▸ **Description of the task**
An exact copy of every record is needed.

════════════════════

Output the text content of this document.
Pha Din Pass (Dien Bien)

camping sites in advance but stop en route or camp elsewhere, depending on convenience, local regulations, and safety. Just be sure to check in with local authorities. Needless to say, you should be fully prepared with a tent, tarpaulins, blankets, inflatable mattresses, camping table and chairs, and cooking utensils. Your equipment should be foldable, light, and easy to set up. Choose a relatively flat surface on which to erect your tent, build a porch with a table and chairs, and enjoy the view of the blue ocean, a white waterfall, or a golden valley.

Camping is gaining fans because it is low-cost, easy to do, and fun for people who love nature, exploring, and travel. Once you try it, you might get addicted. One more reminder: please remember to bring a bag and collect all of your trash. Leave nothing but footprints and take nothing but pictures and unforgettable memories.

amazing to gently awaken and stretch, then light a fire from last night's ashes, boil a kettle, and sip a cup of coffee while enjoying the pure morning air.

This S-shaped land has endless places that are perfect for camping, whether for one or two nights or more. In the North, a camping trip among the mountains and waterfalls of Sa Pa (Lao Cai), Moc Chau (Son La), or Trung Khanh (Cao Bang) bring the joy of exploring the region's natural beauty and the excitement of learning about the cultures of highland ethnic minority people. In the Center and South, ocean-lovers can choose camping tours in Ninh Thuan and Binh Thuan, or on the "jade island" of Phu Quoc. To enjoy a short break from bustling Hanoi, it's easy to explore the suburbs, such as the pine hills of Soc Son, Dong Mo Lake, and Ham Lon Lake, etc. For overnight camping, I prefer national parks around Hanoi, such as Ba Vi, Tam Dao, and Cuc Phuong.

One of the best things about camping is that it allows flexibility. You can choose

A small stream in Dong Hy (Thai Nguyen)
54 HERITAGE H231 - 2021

════════════════════

▸ **Correct answer**
Output the text content of this document.
Pha Din Pass (Dien Bien)

camping sites in advance but stop en route or camp elsewhere, depending on convenience, local regulations, and safety. Just be sure to check in with local authorities. Needless to say, you should be fully prepared with a tent, tarpaulins, blankets, inflatable mattresses, camping table and chairs, and cooking utensils. Your equipment should be foldable, light, and easy to set up. Choose a relatively flat surface on which to erect your tent, build a porch with a table and chairs, and enjoy the view of the blue ocean, a white waterfall, or a golden valley.

Camping is gaining fans because it is low-cost, easy to do, and fun for people who love nature, exploring, and travel. Once you try it, you might get addicted. One more reminder: please remember to bring a bag and collect all of your trash. Leave nothing but footprints and take nothing but pictures and unforgettable memories.

amazing to gently awaken and stretch, then light a fire from last night's ashes, boil a kettle, and sip a cup of coffee while enjoying the pure morning air.

This S-shaped land has endless places that are perfect for camping, whether for one or two nights or more. In the North, a camping trip among the mountains and waterfalls of Sa Pa (Lao Cai), Moc Chau (Son La), or Trung Khanh (Cao Bang) bring the joy of exploring the region's natural beauty and the excitement of learning about the cultures of highland ethnic minority people. In the Center and South, ocean-lovers can choose camping tours in Ninh Thuan and Binh Thuan, or on the "jade island" of Phu Quoc. To enjoy a short break from bustling Hanoi, it's easy to explore the suburbs, such as the pine hills of Soc Son, Dong Mo Lake, and Ham Lon Lake, etc. For overnight camping, I prefer national parks around Hanoi, such as Ba Vi, Tam Dao, and Cuc Phuong.

One of the best things about camping is that it allows flexibility. You can choose

A small stream in Dong Hy (Thai Nguyen)
54 HERITAGE H231 - 2021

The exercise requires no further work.